== Records for the exercise ==
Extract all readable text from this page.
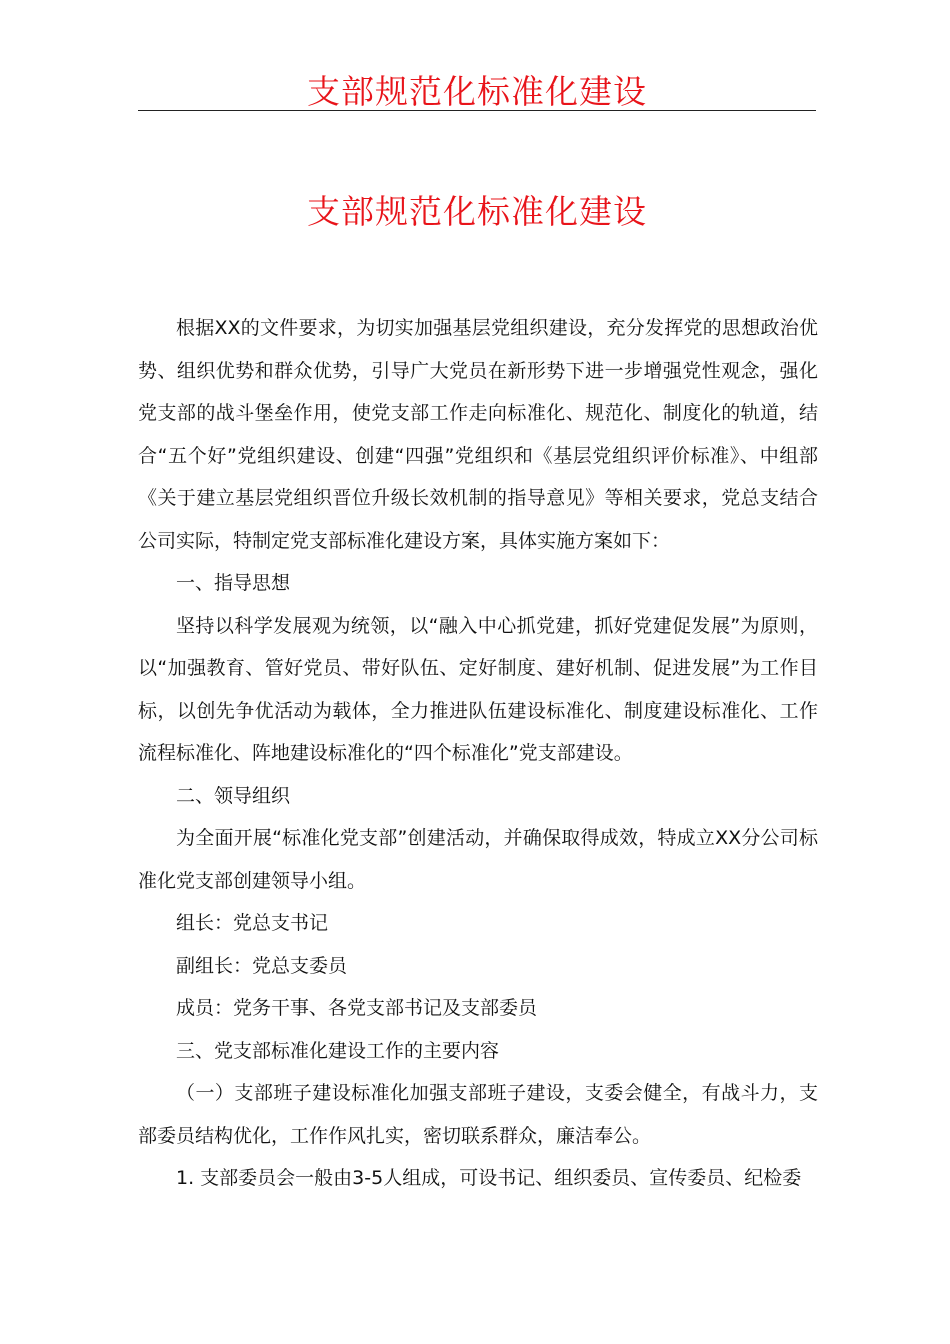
支部规范化标准化建设
支部规范化标准化建设

根据XX的文件要求，为切实加强基层党组织建设，充分发挥党的思想政治优势、组织优势和群众优势，引导广大党员在新形势下进一步增强党性观念，强化党支部的战斗堡垒作用，使党支部工作走向标准化、规范化、制度化的轨道，结合“五个好”党组织建设、创建“四强”党组织和《基层党组织评价标准》、中组部《关于建立基层党组织晋位升级长效机制的指导意见》等相关要求，党总支结合公司实际，特制定党支部标准化建设方案，具体实施方案如下：

一、指导思想

坚持以科学发展观为统领，以“融入中心抓党建，抓好党建促发展”为原则，以“加强教育、管好党员、带好队伍、定好制度、建好机制、促进发展”为工作目标，以创先争优活动为载体，全力推进队伍建设标准化、制度建设标准化、工作流程标准化、阵地建设标准化的“四个标准化”党支部建设。

二、领导组织

为全面开展“标准化党支部”创建活动，并确保取得成效，特成立XX分公司标准化党支部创建领导小组。

组长：党总支书记

副组长：党总支委员

成员：党务干事、各党支部书记及支部委员

三、党支部标准化建设工作的主要内容

（一）支部班子建设标准化加强支部班子建设，支委会健全，有战斗力，支部委员结构优化，工作作风扎实，密切联系群众，廉洁奉公。

1. 支部委员会一般由3-5人组成，可设书记、组织委员、宣传委员、纪检委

== Written problem ==
Print out the material word for word, omitting the pictures.

== Finished exercise ==
Extract all readable text from this page.
支部规范化标准化建设
支部规范化标准化建设

根据XX的文件要求，为切实加强基层党组织建设，充分发挥党的思想政治优势、组织优势和群众优势，引导广大党员在新形势下进一步增强党性观念，强化党支部的战斗堡垒作用，使党支部工作走向标准化、规范化、制度化的轨道，结合“五个好”党组织建设、创建“四强”党组织和《基层党组织评价标准》、中组部《关于建立基层党组织晋位升级长效机制的指导意见》等相关要求，党总支结合公司实际，特制定党支部标准化建设方案，具体实施方案如下：

一、指导思想

坚持以科学发展观为统领，以“融入中心抓党建，抓好党建促发展”为原则，以“加强教育、管好党员、带好队伍、定好制度、建好机制、促进发展”为工作目标，以创先争优活动为载体，全力推进队伍建设标准化、制度建设标准化、工作流程标准化、阵地建设标准化的“四个标准化”党支部建设。

二、领导组织

为全面开展“标准化党支部”创建活动，并确保取得成效，特成立XX分公司标准化党支部创建领导小组。

组长：党总支书记

副组长：党总支委员

成员：党务干事、各党支部书记及支部委员

三、党支部标准化建设工作的主要内容

（一）支部班子建设标准化加强支部班子建设，支委会健全，有战斗力，支部委员结构优化，工作作风扎实，密切联系群众，廉洁奉公。

1. 支部委员会一般由3-5人组成，可设书记、组织委员、宣传委员、纪检委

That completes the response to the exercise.